╭─ Passage provided
The Aircraft Losses Mount

Feb. 1, 2010

Here’s a surprise: In eight years of constant operations since the Sept. 11, 2001 terrorist attacks, the US Air Force has lost more than 160 aircraft to accidents and enemy action.

These losses have accumulated quietly because they have occurred in ones and twos. USAF has also been flying its fighters and airlifters at rates much higher than expected, accelerating the wear and tear on its old air fleet.

Inadequate budgets, meanwhile, have made it possible for USAF to buy few, if any, replacements for aircraft lost or retired because of their age, soaring maintenance costs, or safety concerns.

The cumulative impact has been a significant reduction in the total air fleet and a growing concern about the Air Force’s future ability to meet the demands of combat in Afghanistan and Iraq, not to mention those generated by USAF’s other global responsibilities.

A B-52 taxis on the airfield at Andersen AFB, Guam. (USAF photo by A1C Miranda Moorer)

The Air Force “has some concerns with the continuing and ongoing operations we’ve got in the AOR,” said Col. Valentine J. Dugie, referring to the US Central Command area of operations that includes both Iraq and Afghanistan.

“We’re trying to manage through that with the assets that we have, to do the mission that we need to do,” added Dugie, director of operations, integration, and resources on the Air Staff.

The demand on manned Air Force aircraft is increasing, particularly for the airlift and tanker force. The push to get 30,000 additional ground forces and their equipment into Afghanistan in six months, and the growing use of intratheater airlift to supply remote outposts because of the mountainous terrain and lack of roads, will place even greater demand on the shrinking fleet this year.

Aircraft attrition comes in several forms. Perhaps the most dramatic examples have been the 26 aircraft destroyed in combat or through accidents in the Central Command theater. Those losses include many different platforms from both the combat and mobility fleets, with C-130s being a specific source of concern.

When aircraft destroyed in accidents outside the war zone are included, the Air Force has lost “a little over 160” aircraft since 9/11, Dugie said. One hundred eighteen were manned aircraft, the rest, UAVs.

392nd Air Expeditionary Group maintainers inspect damage to an A-10 hit by an Iraqi missile. (USAF photo by SSgt. Shane A. Cuomo)
╰─
**Exercise details**
Reproduce the passage of the article on Air Force aircraft losses between "Here’s a surprise: In" and "or safety concerns.", inclusive. The rows that come next aren't needed for anything here.
╭─ Raw records
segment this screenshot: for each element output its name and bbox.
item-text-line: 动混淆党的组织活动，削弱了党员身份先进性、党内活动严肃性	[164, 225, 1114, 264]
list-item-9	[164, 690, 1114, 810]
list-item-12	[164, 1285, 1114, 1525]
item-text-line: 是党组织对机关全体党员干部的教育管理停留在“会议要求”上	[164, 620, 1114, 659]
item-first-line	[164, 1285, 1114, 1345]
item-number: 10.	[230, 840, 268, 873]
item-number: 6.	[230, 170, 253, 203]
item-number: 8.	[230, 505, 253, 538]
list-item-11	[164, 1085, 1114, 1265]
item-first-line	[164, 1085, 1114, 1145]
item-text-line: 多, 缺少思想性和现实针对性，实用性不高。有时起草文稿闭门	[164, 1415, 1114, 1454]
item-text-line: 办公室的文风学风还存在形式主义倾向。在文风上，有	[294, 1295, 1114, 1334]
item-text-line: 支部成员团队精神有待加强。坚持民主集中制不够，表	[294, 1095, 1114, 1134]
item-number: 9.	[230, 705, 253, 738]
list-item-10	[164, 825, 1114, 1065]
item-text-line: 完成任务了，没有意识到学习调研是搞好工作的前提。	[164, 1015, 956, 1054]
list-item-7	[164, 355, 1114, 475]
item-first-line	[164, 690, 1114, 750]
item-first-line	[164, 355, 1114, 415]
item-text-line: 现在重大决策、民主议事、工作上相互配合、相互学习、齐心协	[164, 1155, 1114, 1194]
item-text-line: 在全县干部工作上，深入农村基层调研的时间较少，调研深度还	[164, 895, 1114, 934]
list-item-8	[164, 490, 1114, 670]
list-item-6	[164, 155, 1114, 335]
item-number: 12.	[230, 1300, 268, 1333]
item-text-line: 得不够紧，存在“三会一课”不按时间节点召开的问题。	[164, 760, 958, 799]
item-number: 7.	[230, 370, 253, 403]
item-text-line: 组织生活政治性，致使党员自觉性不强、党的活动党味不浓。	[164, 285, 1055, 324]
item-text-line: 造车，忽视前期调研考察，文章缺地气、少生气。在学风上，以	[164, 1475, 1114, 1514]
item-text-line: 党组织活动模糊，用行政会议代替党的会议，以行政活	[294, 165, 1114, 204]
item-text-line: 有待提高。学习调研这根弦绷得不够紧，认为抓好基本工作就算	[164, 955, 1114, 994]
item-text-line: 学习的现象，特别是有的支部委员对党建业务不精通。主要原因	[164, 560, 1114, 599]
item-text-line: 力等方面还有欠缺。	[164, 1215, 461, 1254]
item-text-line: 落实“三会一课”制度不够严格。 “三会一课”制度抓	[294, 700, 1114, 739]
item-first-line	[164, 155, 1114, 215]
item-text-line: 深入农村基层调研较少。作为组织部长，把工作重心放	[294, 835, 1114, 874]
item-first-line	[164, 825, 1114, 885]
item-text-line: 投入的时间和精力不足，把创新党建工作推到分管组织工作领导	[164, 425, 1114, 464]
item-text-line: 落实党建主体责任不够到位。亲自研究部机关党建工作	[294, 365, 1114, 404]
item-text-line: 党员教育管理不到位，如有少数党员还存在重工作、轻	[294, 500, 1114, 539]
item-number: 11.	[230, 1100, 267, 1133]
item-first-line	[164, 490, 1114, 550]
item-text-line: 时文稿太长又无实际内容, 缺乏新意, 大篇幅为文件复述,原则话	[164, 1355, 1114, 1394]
╰─
**Output of the task**
Here’s a surprise: In eight years of constant operations since the Sept. 11, 2001 terrorist attacks, the US Air Force has lost more than 160 aircraft to accidents and enemy action.

These losses have accumulated quietly because they have occurred in ones and twos. USAF has also been flying its fighters and airlifters at rates much higher than expected, accelerating the wear and tear on its old air fleet.

Inadequate budgets, meanwhile, have made it possible for USAF to buy few, if any, replacements for aircraft lost or retired because of their age, soaring maintenance costs, or safety concerns.